* _Stated problem_:
Return every record verbatim.

* _Task input_:
* * * * *

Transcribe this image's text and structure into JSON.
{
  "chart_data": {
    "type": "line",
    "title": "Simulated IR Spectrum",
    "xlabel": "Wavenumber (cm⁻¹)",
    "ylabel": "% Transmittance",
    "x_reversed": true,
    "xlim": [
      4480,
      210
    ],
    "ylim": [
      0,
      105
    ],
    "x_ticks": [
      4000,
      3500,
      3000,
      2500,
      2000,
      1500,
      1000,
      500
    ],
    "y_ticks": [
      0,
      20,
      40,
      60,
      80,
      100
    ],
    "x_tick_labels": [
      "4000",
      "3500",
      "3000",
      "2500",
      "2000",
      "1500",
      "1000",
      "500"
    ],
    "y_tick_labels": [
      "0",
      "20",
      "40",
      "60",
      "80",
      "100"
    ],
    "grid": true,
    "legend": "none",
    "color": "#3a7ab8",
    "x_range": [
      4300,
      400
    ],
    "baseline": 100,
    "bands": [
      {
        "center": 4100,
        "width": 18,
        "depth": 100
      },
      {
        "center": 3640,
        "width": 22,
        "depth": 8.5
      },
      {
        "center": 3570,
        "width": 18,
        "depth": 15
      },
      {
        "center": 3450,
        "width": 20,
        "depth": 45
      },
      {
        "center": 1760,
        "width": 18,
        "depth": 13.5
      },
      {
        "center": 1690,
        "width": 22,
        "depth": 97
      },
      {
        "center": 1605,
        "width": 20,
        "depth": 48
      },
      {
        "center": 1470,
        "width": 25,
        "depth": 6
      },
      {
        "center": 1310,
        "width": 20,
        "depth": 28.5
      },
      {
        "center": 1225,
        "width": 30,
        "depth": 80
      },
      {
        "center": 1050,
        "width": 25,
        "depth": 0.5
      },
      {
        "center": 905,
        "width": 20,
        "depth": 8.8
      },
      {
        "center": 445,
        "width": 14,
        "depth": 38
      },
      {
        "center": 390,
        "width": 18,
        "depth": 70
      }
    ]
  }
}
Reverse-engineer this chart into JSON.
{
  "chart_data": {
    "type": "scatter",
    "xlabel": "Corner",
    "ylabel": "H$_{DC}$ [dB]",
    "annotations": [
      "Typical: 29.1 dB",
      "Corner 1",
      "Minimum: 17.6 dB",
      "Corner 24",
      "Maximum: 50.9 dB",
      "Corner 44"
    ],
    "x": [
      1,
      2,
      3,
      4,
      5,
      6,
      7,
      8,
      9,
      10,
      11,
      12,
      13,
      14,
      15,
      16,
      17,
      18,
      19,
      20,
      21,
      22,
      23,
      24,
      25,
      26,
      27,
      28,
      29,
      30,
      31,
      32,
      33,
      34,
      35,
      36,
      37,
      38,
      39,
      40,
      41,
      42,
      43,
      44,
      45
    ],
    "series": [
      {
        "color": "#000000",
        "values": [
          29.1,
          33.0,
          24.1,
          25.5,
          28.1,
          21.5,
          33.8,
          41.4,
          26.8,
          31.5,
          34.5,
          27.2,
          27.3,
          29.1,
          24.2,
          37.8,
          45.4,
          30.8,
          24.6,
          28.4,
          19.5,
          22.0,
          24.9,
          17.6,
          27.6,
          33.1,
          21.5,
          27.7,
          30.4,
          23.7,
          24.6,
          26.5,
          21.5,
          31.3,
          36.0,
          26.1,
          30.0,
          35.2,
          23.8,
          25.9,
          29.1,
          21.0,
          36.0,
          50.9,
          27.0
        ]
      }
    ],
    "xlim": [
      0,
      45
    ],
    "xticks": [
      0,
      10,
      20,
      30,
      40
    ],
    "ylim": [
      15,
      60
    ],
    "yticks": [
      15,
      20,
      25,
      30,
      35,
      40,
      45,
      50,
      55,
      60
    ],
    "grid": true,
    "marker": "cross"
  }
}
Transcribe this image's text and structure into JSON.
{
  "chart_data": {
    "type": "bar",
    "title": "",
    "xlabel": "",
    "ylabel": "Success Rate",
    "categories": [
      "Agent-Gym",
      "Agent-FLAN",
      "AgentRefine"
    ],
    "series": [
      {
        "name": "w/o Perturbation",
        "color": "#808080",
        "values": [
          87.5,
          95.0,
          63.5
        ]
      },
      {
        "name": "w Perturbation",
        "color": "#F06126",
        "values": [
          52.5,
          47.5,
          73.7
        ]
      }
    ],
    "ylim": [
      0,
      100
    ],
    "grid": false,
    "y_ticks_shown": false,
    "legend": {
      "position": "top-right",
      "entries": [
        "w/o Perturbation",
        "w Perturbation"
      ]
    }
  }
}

* * * * *

* _Full output_:
Transcribe this image's text and structure into JSON.
{
  "chart_data": {
    "type": "line",
    "title": "Simulated IR Spectrum",
    "xlabel": "Wavenumber (cm⁻¹)",
    "ylabel": "% Transmittance",
    "x_reversed": true,
    "xlim": [
      4480,
      210
    ],
    "ylim": [
      0,
      105
    ],
    "x_ticks": [
      4000,
      3500,
      3000,
      2500,
      2000,
      1500,
      1000,
      500
    ],
    "y_ticks": [
      0,
      20,
      40,
      60,
      80,
      100
    ],
    "x_tick_labels": [
      "4000",
      "3500",
      "3000",
      "2500",
      "2000",
      "1500",
      "1000",
      "500"
    ],
    "y_tick_labels": [
      "0",
      "20",
      "40",
      "60",
      "80",
      "100"
    ],
    "grid": true,
    "legend": "none",
    "color": "#3a7ab8",
    "x_range": [
      4300,
      400
    ],
    "baseline": 100,
    "bands": [
      {
        "center": 4100,
        "width": 18,
        "depth": 100
      },
      {
        "center": 3640,
        "width": 22,
        "depth": 8.5
      },
      {
        "center": 3570,
        "width": 18,
        "depth": 15
      },
      {
        "center": 3450,
        "width": 20,
        "depth": 45
      },
      {
        "center": 1760,
        "width": 18,
        "depth": 13.5
      },
      {
        "center": 1690,
        "width": 22,
        "depth": 97
      },
      {
        "center": 1605,
        "width": 20,
        "depth": 48
      },
      {
        "center": 1470,
        "width": 25,
        "depth": 6
      },
      {
        "center": 1310,
        "width": 20,
        "depth": 28.5
      },
      {
        "center": 1225,
        "width": 30,
        "depth": 80
      },
      {
        "center": 1050,
        "width": 25,
        "depth": 0.5
      },
      {
        "center": 905,
        "width": 20,
        "depth": 8.8
      },
      {
        "center": 445,
        "width": 14,
        "depth": 38
      },
      {
        "center": 390,
        "width": 18,
        "depth": 70
      }
    ]
  }
}
Reverse-engineer this chart into JSON.
{
  "chart_data": {
    "type": "scatter",
    "xlabel": "Corner",
    "ylabel": "H$_{DC}$ [dB]",
    "annotations": [
      "Typical: 29.1 dB",
      "Corner 1",
      "Minimum: 17.6 dB",
      "Corner 24",
      "Maximum: 50.9 dB",
      "Corner 44"
    ],
    "x": [
      1,
      2,
      3,
      4,
      5,
      6,
      7,
      8,
      9,
      10,
      11,
      12,
      13,
      14,
      15,
      16,
      17,
      18,
      19,
      20,
      21,
      22,
      23,
      24,
      25,
      26,
      27,
      28,
      29,
      30,
      31,
      32,
      33,
      34,
      35,
      36,
      37,
      38,
      39,
      40,
      41,
      42,
      43,
      44,
      45
    ],
    "series": [
      {
        "color": "#000000",
        "values": [
          29.1,
          33.0,
          24.1,
          25.5,
          28.1,
          21.5,
          33.8,
          41.4,
          26.8,
          31.5,
          34.5,
          27.2,
          27.3,
          29.1,
          24.2,
          37.8,
          45.4,
          30.8,
          24.6,
          28.4,
          19.5,
          22.0,
          24.9,
          17.6,
          27.6,
          33.1,
          21.5,
          27.7,
          30.4,
          23.7,
          24.6,
          26.5,
          21.5,
          31.3,
          36.0,
          26.1,
          30.0,
          35.2,
          23.8,
          25.9,
          29.1,
          21.0,
          36.0,
          50.9,
          27.0
        ]
      }
    ],
    "xlim": [
      0,
      45
    ],
    "xticks": [
      0,
      10,
      20,
      30,
      40
    ],
    "ylim": [
      15,
      60
    ],
    "yticks": [
      15,
      20,
      25,
      30,
      35,
      40,
      45,
      50,
      55,
      60
    ],
    "grid": true,
    "marker": "cross"
  }
}
Transcribe this image's text and structure into JSON.
{
  "chart_data": {
    "type": "bar",
    "title": "",
    "xlabel": "",
    "ylabel": "Success Rate",
    "categories": [
      "Agent-Gym",
      "Agent-FLAN",
      "AgentRefine"
    ],
    "series": [
      {
        "name": "w/o Perturbation",
        "color": "#808080",
        "values": [
          87.5,
          95.0,
          63.5
        ]
      },
      {
        "name": "w Perturbation",
        "color": "#F06126",
        "values": [
          52.5,
          47.5,
          73.7
        ]
      }
    ],
    "ylim": [
      0,
      100
    ],
    "grid": false,
    "y_ticks_shown": false,
    "legend": {
      "position": "top-right",
      "entries": [
        "w/o Perturbation",
        "w Perturbation"
      ]
    }
  }
}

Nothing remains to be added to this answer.